_MATERIAL PROVIDED_.
━━━━━━━━━━━━━━━━━━━━

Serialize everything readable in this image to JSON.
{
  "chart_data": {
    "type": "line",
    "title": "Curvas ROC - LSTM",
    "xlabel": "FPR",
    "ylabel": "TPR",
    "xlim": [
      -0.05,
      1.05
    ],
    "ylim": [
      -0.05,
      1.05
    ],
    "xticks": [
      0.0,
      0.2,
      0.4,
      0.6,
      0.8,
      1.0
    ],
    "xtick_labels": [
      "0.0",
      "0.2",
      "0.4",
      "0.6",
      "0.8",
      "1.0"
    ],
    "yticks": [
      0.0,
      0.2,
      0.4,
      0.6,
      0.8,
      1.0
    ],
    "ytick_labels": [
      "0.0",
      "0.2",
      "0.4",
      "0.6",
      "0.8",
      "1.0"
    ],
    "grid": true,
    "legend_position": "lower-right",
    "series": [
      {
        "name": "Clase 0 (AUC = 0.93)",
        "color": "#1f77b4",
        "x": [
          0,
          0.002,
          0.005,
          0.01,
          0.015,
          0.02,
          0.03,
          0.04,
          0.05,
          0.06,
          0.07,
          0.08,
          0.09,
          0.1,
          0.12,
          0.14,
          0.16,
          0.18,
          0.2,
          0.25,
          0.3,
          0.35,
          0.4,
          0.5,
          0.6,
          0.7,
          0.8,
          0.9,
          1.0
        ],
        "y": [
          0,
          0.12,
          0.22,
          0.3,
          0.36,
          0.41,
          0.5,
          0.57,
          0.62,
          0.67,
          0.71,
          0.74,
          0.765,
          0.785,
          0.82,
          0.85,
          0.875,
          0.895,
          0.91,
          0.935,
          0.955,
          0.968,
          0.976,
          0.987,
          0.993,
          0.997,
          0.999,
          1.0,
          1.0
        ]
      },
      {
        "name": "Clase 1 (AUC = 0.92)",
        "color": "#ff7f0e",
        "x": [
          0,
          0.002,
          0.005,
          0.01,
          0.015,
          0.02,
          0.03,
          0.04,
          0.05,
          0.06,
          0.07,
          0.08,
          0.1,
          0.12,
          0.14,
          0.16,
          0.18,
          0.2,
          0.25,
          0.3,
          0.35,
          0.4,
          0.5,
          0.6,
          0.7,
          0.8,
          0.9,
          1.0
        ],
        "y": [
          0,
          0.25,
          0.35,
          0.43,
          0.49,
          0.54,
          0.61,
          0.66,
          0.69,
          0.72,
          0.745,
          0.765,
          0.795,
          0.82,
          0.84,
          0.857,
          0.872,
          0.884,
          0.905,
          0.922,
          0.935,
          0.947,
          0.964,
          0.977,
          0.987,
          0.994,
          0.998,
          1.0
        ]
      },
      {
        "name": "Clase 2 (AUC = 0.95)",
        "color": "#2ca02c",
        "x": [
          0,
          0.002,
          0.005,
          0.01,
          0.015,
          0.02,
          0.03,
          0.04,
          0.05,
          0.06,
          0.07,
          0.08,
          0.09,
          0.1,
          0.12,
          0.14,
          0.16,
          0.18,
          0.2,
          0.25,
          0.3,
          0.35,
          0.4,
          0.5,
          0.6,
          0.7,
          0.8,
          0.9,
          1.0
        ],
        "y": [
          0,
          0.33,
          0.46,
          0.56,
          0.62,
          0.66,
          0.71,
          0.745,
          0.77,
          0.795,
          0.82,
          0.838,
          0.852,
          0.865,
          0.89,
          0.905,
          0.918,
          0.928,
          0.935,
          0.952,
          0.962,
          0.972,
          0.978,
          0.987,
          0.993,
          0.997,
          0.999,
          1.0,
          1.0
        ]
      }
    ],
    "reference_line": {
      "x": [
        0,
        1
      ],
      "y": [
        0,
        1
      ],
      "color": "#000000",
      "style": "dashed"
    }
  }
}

━━━━━━━━━━━━━━━━━━━━

_WORK TO COMPLETE_. Gather from the entries above all lines that include the string "name".

_SOLUTION TO THE EXERCISE_.
        "name": "Clase 0 (AUC = 0.93)",
        "name": "Clase 1 (AUC = 0.92)",
        "name": "Clase 2 (AUC = 0.95)",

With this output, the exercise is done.